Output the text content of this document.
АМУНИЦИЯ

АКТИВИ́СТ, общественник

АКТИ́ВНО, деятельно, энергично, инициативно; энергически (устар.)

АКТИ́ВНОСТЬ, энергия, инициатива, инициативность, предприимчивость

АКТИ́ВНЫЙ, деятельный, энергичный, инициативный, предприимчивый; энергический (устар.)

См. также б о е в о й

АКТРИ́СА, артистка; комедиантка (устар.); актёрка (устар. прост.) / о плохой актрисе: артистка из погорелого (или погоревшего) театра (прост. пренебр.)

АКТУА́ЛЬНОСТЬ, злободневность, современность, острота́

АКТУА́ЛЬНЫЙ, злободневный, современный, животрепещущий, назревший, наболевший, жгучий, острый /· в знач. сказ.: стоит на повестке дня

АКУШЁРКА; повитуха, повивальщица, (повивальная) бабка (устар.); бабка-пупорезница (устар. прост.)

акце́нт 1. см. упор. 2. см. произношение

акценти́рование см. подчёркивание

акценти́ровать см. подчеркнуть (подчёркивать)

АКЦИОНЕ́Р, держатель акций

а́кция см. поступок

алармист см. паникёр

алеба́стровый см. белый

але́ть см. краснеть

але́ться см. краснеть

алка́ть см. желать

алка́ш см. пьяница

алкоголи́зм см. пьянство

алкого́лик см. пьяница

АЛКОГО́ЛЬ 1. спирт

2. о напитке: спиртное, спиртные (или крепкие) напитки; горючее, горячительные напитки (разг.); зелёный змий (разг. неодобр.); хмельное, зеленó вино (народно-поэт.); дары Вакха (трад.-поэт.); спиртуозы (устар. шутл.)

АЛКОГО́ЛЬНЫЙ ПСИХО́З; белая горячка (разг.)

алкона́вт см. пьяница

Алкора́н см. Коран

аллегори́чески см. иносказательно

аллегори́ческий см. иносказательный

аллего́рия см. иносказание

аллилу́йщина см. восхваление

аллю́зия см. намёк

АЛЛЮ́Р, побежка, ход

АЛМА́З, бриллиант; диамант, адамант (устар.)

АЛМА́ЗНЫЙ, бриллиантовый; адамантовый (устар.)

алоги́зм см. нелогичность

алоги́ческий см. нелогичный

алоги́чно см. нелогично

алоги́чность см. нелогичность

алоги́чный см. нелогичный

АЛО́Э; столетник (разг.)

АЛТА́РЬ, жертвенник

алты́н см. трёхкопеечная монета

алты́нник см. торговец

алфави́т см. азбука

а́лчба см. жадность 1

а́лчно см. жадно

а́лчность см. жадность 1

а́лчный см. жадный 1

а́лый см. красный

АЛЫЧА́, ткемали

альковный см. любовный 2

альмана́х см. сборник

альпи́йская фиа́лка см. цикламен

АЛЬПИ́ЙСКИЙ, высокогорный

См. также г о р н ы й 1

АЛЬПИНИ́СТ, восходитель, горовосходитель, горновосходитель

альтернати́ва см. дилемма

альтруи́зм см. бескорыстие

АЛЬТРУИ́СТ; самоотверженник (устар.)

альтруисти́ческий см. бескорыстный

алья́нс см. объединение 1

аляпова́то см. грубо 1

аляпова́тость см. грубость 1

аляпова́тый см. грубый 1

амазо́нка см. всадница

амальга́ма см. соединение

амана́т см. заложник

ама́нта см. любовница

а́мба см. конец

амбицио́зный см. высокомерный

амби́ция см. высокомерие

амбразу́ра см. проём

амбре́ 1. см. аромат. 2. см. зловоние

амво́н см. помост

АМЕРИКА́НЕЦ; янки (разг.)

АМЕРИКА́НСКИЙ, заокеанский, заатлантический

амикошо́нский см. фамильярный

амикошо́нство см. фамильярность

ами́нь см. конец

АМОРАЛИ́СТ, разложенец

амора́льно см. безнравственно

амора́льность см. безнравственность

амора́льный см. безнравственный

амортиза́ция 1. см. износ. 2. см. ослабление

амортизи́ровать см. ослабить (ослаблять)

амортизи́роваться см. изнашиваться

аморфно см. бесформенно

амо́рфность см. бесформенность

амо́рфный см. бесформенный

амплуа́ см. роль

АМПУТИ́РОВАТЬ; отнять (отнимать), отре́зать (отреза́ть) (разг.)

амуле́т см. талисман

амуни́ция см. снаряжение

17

# YOUR OBJECTIVE
State how many lines of the listing above hold the word "аллегори", with nothing but the number.

# FINAL ANSWER
2